- What the exercise asks
Find the string "average" and gather every line that holds it.

* BEGIN Data rows *

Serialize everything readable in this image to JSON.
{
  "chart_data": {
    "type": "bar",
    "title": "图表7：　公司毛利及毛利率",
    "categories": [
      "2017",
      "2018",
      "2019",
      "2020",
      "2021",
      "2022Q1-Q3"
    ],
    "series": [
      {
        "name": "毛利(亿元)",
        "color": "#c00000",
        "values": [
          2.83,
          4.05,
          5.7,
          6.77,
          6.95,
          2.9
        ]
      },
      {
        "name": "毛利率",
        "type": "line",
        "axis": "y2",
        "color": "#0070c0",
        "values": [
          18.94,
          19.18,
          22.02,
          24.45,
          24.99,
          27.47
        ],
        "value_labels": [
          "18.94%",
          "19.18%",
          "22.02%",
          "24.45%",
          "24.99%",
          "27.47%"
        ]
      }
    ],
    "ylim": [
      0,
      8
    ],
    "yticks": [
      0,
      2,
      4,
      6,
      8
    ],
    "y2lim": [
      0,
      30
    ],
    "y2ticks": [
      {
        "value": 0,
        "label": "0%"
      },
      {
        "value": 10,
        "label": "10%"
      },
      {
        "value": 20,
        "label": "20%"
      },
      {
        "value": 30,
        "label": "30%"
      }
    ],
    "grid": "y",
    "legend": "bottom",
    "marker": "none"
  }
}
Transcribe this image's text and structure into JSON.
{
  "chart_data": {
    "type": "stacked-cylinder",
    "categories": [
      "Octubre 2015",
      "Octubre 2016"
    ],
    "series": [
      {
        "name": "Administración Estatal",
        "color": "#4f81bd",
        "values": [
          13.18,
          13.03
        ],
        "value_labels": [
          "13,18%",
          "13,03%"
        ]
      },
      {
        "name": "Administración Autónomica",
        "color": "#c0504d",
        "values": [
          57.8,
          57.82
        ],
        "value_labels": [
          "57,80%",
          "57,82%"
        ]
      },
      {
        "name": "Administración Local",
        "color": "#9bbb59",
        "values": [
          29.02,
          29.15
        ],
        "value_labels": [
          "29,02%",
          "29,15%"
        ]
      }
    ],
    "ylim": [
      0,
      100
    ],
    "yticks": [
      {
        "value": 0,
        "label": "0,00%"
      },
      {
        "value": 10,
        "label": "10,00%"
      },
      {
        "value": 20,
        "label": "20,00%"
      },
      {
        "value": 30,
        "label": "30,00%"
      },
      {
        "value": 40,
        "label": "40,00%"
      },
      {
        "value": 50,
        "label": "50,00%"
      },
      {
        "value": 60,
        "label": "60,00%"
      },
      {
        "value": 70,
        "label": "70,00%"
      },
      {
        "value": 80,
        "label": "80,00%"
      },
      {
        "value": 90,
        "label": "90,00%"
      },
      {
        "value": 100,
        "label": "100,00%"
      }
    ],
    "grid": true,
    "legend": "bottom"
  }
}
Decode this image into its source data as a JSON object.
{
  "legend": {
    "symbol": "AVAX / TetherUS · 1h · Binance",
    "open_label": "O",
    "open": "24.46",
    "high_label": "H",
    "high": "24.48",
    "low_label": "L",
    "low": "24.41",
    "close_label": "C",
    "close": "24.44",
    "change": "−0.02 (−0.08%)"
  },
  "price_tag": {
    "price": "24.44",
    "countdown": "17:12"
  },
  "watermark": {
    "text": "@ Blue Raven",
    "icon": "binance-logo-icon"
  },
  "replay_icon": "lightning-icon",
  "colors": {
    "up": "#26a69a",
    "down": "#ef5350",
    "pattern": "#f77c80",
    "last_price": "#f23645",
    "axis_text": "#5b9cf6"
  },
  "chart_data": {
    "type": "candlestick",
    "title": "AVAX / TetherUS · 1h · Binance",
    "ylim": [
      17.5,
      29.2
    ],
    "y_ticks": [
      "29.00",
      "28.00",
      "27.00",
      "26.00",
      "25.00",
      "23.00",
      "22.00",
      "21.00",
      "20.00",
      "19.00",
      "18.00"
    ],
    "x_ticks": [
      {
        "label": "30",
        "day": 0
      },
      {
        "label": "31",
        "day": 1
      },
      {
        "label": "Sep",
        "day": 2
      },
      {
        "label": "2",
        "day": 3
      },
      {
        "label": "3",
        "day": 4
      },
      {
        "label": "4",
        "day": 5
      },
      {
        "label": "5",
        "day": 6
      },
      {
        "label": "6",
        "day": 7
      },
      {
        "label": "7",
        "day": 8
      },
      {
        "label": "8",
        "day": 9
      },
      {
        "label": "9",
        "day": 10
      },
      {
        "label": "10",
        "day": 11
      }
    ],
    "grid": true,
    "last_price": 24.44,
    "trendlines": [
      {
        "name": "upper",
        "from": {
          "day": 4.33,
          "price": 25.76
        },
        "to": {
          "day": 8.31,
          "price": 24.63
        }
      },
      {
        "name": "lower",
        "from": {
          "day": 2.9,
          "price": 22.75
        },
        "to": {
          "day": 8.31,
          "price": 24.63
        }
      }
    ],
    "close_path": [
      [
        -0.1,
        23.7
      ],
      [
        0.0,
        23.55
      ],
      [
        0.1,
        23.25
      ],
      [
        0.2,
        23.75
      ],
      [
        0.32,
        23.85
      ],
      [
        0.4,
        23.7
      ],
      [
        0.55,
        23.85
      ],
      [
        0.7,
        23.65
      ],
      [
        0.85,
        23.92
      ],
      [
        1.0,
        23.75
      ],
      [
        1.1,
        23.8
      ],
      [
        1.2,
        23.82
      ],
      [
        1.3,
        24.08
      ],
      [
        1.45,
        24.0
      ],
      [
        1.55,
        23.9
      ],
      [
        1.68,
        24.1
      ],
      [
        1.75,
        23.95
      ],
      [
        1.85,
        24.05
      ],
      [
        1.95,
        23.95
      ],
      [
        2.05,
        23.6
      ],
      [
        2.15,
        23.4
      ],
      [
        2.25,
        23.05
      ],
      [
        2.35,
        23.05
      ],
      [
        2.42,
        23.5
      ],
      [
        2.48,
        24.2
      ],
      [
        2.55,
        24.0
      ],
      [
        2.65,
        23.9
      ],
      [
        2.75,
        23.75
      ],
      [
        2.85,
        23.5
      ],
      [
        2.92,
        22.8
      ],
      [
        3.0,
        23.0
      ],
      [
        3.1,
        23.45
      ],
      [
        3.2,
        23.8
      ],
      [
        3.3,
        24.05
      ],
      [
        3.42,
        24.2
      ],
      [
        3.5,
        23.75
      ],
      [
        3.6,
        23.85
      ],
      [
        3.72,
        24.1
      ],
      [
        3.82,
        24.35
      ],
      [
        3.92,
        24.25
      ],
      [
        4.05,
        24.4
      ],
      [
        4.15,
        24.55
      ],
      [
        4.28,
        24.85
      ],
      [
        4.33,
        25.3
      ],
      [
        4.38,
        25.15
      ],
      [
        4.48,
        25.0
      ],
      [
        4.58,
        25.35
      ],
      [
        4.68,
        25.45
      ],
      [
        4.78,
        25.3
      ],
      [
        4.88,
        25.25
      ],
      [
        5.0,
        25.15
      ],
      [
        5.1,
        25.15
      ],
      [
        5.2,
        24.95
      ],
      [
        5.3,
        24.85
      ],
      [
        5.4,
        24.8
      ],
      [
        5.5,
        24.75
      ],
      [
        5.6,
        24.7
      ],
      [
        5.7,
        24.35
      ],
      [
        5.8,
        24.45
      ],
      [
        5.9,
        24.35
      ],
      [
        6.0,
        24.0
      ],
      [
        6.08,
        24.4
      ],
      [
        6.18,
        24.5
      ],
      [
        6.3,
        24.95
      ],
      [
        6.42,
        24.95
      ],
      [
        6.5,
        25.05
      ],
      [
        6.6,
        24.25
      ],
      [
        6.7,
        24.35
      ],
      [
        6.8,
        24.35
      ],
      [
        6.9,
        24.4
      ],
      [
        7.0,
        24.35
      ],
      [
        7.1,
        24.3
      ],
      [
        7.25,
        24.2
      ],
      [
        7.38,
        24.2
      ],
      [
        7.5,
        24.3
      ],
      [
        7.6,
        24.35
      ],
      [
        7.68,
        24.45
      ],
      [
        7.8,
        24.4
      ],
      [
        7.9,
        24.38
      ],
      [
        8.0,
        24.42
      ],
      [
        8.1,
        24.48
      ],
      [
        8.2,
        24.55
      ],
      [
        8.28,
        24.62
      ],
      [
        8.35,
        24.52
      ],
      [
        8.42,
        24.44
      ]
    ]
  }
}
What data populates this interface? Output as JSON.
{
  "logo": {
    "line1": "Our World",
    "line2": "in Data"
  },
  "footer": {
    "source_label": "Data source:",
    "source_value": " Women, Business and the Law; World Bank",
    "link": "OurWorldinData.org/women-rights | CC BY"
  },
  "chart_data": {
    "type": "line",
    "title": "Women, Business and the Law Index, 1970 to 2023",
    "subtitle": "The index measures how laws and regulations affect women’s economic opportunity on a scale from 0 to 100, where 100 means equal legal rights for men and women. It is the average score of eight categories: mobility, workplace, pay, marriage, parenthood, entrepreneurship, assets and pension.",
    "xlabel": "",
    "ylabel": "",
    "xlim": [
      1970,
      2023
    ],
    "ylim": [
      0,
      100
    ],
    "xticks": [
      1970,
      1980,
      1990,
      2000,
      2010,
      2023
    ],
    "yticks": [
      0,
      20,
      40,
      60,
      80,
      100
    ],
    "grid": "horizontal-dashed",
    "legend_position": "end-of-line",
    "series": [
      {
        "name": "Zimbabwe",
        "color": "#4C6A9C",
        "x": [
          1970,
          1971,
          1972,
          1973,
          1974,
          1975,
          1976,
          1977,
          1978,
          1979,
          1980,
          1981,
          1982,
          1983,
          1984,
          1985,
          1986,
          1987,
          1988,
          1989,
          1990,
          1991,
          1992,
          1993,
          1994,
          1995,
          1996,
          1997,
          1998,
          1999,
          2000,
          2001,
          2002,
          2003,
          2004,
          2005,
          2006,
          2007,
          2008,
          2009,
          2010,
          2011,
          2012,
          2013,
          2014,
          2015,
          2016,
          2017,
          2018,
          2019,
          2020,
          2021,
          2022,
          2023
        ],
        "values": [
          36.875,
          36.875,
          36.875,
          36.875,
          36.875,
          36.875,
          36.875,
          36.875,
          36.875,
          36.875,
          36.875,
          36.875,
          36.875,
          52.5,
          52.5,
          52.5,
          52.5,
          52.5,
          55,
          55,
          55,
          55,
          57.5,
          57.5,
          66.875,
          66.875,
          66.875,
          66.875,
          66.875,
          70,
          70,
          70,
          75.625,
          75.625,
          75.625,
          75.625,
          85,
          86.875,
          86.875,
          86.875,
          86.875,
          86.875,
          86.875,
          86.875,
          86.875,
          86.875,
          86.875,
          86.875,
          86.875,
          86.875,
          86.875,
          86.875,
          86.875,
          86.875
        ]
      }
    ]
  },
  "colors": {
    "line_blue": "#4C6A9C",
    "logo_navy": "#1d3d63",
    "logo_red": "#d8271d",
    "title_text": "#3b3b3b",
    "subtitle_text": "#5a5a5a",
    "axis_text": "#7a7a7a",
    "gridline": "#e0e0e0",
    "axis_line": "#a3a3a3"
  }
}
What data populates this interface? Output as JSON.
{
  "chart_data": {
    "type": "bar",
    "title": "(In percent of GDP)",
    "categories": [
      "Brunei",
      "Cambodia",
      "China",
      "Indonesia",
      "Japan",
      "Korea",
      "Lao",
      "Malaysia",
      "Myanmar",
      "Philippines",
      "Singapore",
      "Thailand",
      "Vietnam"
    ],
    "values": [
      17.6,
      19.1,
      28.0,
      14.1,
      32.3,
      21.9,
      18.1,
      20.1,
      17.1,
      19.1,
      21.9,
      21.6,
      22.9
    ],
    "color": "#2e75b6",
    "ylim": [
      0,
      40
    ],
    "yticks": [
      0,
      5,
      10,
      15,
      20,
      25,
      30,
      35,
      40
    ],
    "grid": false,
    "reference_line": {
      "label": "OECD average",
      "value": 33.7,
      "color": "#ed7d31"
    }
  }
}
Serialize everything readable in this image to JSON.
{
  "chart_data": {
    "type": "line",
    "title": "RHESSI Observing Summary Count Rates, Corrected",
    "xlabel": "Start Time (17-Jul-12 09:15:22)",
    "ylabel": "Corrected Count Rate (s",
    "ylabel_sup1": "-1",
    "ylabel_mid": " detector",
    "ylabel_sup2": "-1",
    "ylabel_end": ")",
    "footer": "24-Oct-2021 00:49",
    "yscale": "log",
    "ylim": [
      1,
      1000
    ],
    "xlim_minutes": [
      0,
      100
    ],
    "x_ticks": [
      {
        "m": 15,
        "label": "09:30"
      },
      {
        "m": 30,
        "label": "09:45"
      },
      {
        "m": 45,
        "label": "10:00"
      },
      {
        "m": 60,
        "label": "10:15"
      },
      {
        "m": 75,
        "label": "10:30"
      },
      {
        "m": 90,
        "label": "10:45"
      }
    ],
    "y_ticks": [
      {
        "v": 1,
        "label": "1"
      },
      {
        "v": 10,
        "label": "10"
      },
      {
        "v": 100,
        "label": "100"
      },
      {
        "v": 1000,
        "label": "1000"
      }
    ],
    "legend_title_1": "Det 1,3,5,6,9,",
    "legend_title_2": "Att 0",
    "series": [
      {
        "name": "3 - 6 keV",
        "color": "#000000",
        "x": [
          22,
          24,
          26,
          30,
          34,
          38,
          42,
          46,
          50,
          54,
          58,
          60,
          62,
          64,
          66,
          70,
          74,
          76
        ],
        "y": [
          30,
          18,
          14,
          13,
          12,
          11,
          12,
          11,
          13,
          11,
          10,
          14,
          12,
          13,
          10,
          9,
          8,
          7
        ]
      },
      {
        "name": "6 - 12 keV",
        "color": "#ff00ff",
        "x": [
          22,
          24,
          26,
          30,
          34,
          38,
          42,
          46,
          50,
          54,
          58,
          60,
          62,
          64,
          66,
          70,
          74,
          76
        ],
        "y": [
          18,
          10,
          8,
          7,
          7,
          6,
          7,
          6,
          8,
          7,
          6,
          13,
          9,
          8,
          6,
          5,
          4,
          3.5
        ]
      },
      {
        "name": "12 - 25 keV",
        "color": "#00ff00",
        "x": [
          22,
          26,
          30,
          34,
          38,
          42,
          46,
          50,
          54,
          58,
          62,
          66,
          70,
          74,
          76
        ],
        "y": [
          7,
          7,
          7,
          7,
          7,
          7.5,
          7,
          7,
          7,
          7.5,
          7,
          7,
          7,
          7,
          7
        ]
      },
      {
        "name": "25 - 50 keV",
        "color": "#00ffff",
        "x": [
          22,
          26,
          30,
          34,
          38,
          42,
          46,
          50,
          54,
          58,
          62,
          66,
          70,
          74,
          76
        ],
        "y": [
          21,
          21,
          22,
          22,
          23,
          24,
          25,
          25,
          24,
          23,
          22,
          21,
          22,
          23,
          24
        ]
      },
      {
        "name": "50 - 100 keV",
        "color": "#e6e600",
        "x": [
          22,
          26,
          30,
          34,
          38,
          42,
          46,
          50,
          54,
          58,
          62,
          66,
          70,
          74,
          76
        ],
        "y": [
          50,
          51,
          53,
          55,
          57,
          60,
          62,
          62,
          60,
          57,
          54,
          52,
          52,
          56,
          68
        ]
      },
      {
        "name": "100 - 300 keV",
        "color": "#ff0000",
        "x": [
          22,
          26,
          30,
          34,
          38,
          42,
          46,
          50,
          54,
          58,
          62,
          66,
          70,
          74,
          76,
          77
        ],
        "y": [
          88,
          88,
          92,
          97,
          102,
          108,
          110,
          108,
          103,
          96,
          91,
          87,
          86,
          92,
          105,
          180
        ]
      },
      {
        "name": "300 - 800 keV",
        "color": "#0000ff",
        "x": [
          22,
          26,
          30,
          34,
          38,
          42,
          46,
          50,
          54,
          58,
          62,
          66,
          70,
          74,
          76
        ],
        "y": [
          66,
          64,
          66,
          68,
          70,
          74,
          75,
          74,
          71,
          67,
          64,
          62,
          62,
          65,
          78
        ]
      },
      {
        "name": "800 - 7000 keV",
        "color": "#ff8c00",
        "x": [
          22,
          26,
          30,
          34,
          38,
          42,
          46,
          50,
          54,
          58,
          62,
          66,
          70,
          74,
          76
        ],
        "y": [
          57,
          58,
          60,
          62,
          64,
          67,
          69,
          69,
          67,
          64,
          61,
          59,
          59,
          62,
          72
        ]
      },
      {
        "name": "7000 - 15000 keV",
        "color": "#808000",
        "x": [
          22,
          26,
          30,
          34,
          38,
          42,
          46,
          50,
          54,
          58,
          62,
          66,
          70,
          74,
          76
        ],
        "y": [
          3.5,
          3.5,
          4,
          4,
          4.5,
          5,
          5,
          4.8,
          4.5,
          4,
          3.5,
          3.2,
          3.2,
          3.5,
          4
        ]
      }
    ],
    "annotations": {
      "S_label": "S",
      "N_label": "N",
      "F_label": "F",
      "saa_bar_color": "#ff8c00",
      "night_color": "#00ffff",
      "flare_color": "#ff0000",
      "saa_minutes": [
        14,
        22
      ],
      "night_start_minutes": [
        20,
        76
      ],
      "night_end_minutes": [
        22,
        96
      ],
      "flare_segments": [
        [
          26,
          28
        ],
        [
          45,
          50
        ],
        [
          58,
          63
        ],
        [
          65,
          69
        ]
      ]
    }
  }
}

* END Data rows *

- Solved exercise
    "subtitle": "The index measures how laws and regulations affect women’s economic opportunity on a scale from 0 to 100, where 100 means equal legal rights for men and women. It is the average score of eight categories: mobility, workplace, pay, marriage, parenthood, entrepreneurship, assets and pension.",
      "label": "OECD average",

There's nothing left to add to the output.